§ INPUT:
☆ ☆ ☆

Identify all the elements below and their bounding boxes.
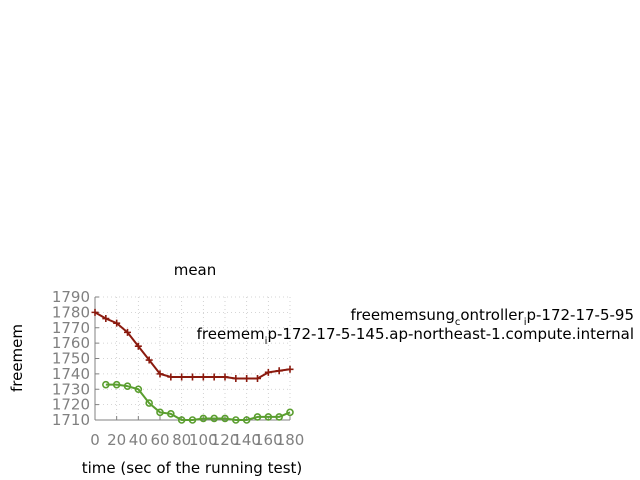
data-point — [210, 373, 218, 381]
x-tick-label: 100 — [189, 431, 218, 449]
grid — [94, 296, 291, 421]
axes — [94, 297, 290, 421]
y-tick-label: 1790 — [52, 288, 90, 306]
data-point — [102, 315, 110, 323]
data-point — [243, 374, 251, 382]
data-point — [91, 308, 99, 316]
data-point — [242, 416, 251, 424]
legend-label-0: freememsungcontrollerip-172-17-5-95 — [350, 306, 634, 328]
data-point — [221, 373, 229, 381]
data-point — [113, 319, 121, 327]
y-tick-label: 1780 — [52, 303, 90, 321]
data-point — [112, 380, 121, 389]
series-0 — [91, 308, 294, 382]
data-point — [199, 373, 207, 381]
series-line-0 — [94, 311, 291, 380]
x-tick-label: 120 — [211, 431, 240, 449]
y-tick-label: 1720 — [52, 396, 90, 414]
series — [91, 308, 294, 424]
x-tick-label: 180 — [276, 431, 305, 449]
y-tick-label: 1730 — [52, 380, 90, 398]
y-axis-label: freemem — [8, 324, 26, 392]
x-tick-label: 80 — [172, 431, 191, 449]
data-point — [156, 370, 164, 378]
data-point — [124, 328, 131, 336]
y-tick-label: 1770 — [52, 319, 90, 337]
chart-title: mean — [174, 261, 217, 279]
data-point — [199, 414, 208, 423]
data-point — [167, 373, 175, 381]
legend-entry-1: freememip-172-17-5-145.ap-northeast-1.co… — [197, 325, 634, 347]
data-point — [232, 416, 240, 424]
legend-label-1: freememip-172-17-5-145.ap-northeast-1.co… — [197, 325, 634, 347]
x-tick-label: 20 — [107, 431, 126, 449]
data-point — [167, 410, 175, 418]
data-point — [286, 408, 294, 417]
y-tick-label: 1750 — [52, 350, 90, 368]
x-tick-label: 160 — [254, 431, 283, 449]
data-point — [134, 385, 143, 394]
data-point — [210, 414, 218, 423]
data-point — [221, 414, 229, 423]
data-point — [145, 399, 153, 407]
series-line-1 — [105, 383, 291, 421]
x-axis-label: time (sec of the running test) — [82, 459, 303, 477]
data-point — [275, 367, 283, 375]
data-point — [286, 365, 294, 373]
data-point — [145, 356, 153, 364]
x-tick-label: 140 — [232, 431, 261, 449]
data-point — [134, 342, 142, 350]
data-point — [253, 413, 262, 421]
data-point — [189, 373, 196, 381]
series-1 — [102, 380, 294, 424]
x-tick-label: 40 — [129, 431, 148, 449]
data-point — [156, 408, 164, 417]
y-tick-label: 1740 — [52, 365, 90, 383]
legend: freememsungcontrollerip-172-17-5-95 free… — [197, 306, 634, 347]
data-point — [275, 413, 283, 421]
data-point — [123, 382, 132, 390]
data-point — [264, 368, 272, 376]
data-point — [254, 374, 261, 382]
y-tick-label: 1710 — [52, 411, 90, 429]
data-point — [177, 416, 186, 424]
x-tick-label: 60 — [150, 431, 169, 449]
data-point — [178, 373, 186, 381]
data-point — [102, 380, 110, 389]
data-point — [264, 413, 273, 421]
x-tick-label: 0 — [90, 431, 100, 449]
data-point — [188, 416, 197, 424]
legend-entry-0: freememsungcontrollerip-172-17-5-95 — [350, 306, 634, 328]
y-tick-label: 1760 — [52, 334, 90, 352]
data-point — [232, 374, 240, 382]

☆ ☆ ☆

§ WORK REQUIRED: Reproduce the material above line for line, verbatim, but leave out the picture.

§ TASK OUTPUT:
Identify all the elements below and their bounding boxes.
data-point — [210, 373, 218, 381]
x-tick-label: 100 — [189, 431, 218, 449]
grid — [94, 296, 291, 421]
axes — [94, 297, 290, 421]
y-tick-label: 1790 — [52, 288, 90, 306]
data-point — [102, 315, 110, 323]
data-point — [243, 374, 251, 382]
data-point — [91, 308, 99, 316]
data-point — [242, 416, 251, 424]
legend-label-0: freememsungcontrollerip-172-17-5-95 — [350, 306, 634, 328]
data-point — [221, 373, 229, 381]
data-point — [113, 319, 121, 327]
y-tick-label: 1780 — [52, 303, 90, 321]
data-point — [112, 380, 121, 389]
series-0 — [91, 308, 294, 382]
data-point — [199, 373, 207, 381]
series-line-0 — [94, 311, 291, 380]
x-tick-label: 120 — [211, 431, 240, 449]
y-tick-label: 1720 — [52, 396, 90, 414]
series — [91, 308, 294, 424]
x-tick-label: 180 — [276, 431, 305, 449]
y-tick-label: 1730 — [52, 380, 90, 398]
y-axis-label: freemem — [8, 324, 26, 392]
x-tick-label: 80 — [172, 431, 191, 449]
data-point — [156, 370, 164, 378]
data-point — [124, 328, 131, 336]
y-tick-label: 1770 — [52, 319, 90, 337]
chart-title: mean — [174, 261, 217, 279]
data-point — [199, 414, 208, 423]
data-point — [167, 373, 175, 381]
legend-entry-1: freememip-172-17-5-145.ap-northeast-1.co… — [197, 325, 634, 347]
data-point — [232, 416, 240, 424]
legend-label-1: freememip-172-17-5-145.ap-northeast-1.co… — [197, 325, 634, 347]
x-tick-label: 20 — [107, 431, 126, 449]
data-point — [167, 410, 175, 418]
data-point — [286, 408, 294, 417]
y-tick-label: 1750 — [52, 350, 90, 368]
x-tick-label: 160 — [254, 431, 283, 449]
data-point — [134, 385, 143, 394]
data-point — [210, 414, 218, 423]
data-point — [221, 414, 229, 423]
data-point — [145, 399, 153, 407]
series-line-1 — [105, 383, 291, 421]
x-axis-label: time (sec of the running test) — [82, 459, 303, 477]
data-point — [275, 367, 283, 375]
data-point — [286, 365, 294, 373]
data-point — [145, 356, 153, 364]
x-tick-label: 140 — [232, 431, 261, 449]
data-point — [134, 342, 142, 350]
data-point — [253, 413, 262, 421]
data-point — [189, 373, 196, 381]
series-1 — [102, 380, 294, 424]
x-tick-label: 40 — [129, 431, 148, 449]
data-point — [156, 408, 164, 417]
y-tick-label: 1740 — [52, 365, 90, 383]
legend: freememsungcontrollerip-172-17-5-95 free… — [197, 306, 634, 347]
data-point — [275, 413, 283, 421]
data-point — [123, 382, 132, 390]
data-point — [264, 368, 272, 376]
data-point — [254, 374, 261, 382]
y-tick-label: 1710 — [52, 411, 90, 429]
data-point — [177, 416, 186, 424]
x-tick-label: 60 — [150, 431, 169, 449]
data-point — [178, 373, 186, 381]
data-point — [102, 380, 110, 389]
data-point — [264, 413, 273, 421]
x-tick-label: 0 — [90, 431, 100, 449]
data-point — [188, 416, 197, 424]
legend-entry-0: freememsungcontrollerip-172-17-5-95 — [350, 306, 634, 328]
y-tick-label: 1760 — [52, 334, 90, 352]
data-point — [232, 374, 240, 382]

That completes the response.